Stated exercise =>
State only the count of lines in the listing below that hold "also".

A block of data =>
>> BEGIN
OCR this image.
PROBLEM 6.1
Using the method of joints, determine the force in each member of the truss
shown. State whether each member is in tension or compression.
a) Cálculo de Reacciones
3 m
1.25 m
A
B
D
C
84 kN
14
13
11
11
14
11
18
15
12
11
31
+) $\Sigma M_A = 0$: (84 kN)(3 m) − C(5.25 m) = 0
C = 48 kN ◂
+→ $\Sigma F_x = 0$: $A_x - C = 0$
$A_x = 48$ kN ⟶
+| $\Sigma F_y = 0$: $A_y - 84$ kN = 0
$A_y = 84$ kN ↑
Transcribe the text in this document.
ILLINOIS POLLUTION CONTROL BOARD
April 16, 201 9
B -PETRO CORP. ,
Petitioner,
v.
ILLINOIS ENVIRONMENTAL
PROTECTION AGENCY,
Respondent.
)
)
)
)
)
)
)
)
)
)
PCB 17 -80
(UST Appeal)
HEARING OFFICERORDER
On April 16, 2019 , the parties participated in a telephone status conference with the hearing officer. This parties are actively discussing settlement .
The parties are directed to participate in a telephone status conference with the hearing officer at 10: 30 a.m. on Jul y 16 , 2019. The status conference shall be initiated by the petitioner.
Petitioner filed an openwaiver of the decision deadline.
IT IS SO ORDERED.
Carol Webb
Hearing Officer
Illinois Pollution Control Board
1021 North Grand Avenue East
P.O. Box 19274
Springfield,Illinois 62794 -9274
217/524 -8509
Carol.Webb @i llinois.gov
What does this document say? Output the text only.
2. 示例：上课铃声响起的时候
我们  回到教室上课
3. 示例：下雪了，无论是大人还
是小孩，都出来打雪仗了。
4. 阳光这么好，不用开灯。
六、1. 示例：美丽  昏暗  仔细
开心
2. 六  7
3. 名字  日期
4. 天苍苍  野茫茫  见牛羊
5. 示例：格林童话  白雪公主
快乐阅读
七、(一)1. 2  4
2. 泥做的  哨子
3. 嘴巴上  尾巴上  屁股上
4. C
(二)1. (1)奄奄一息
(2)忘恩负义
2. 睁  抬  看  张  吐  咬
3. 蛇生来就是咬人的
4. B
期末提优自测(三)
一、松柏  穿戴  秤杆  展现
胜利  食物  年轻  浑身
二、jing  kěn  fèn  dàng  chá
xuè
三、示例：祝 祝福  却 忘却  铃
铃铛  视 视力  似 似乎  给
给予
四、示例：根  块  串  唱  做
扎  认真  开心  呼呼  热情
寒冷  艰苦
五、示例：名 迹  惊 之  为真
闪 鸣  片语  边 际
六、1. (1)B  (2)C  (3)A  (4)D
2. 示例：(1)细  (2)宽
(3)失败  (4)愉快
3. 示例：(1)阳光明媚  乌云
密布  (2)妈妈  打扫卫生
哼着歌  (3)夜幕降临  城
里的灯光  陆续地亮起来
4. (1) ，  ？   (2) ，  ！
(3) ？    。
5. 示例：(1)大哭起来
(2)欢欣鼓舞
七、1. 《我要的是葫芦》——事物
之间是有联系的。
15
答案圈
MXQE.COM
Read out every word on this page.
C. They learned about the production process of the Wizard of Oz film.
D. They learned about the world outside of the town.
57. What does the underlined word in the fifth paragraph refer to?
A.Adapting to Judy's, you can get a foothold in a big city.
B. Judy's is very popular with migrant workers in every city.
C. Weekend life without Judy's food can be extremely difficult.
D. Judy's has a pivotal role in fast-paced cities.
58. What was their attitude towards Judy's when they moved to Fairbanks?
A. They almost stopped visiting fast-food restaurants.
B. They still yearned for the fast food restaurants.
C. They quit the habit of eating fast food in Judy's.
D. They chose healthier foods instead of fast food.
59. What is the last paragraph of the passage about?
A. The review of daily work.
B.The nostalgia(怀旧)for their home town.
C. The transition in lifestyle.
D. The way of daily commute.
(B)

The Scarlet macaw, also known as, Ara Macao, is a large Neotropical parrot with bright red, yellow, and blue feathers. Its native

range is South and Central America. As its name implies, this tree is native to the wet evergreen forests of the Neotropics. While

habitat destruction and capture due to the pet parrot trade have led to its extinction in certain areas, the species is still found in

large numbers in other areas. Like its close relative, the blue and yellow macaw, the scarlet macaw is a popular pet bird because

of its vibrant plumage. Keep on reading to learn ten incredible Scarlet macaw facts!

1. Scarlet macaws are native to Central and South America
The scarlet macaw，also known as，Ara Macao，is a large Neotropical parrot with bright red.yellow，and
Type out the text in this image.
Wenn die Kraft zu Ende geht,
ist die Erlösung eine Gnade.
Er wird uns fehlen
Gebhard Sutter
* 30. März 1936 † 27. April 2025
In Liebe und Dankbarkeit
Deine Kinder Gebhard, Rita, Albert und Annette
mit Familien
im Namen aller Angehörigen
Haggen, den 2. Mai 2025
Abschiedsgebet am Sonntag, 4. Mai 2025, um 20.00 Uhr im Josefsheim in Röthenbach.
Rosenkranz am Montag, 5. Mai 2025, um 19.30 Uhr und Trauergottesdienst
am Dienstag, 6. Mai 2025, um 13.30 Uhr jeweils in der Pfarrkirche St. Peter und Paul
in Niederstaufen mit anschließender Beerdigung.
>> END
Final result =>
2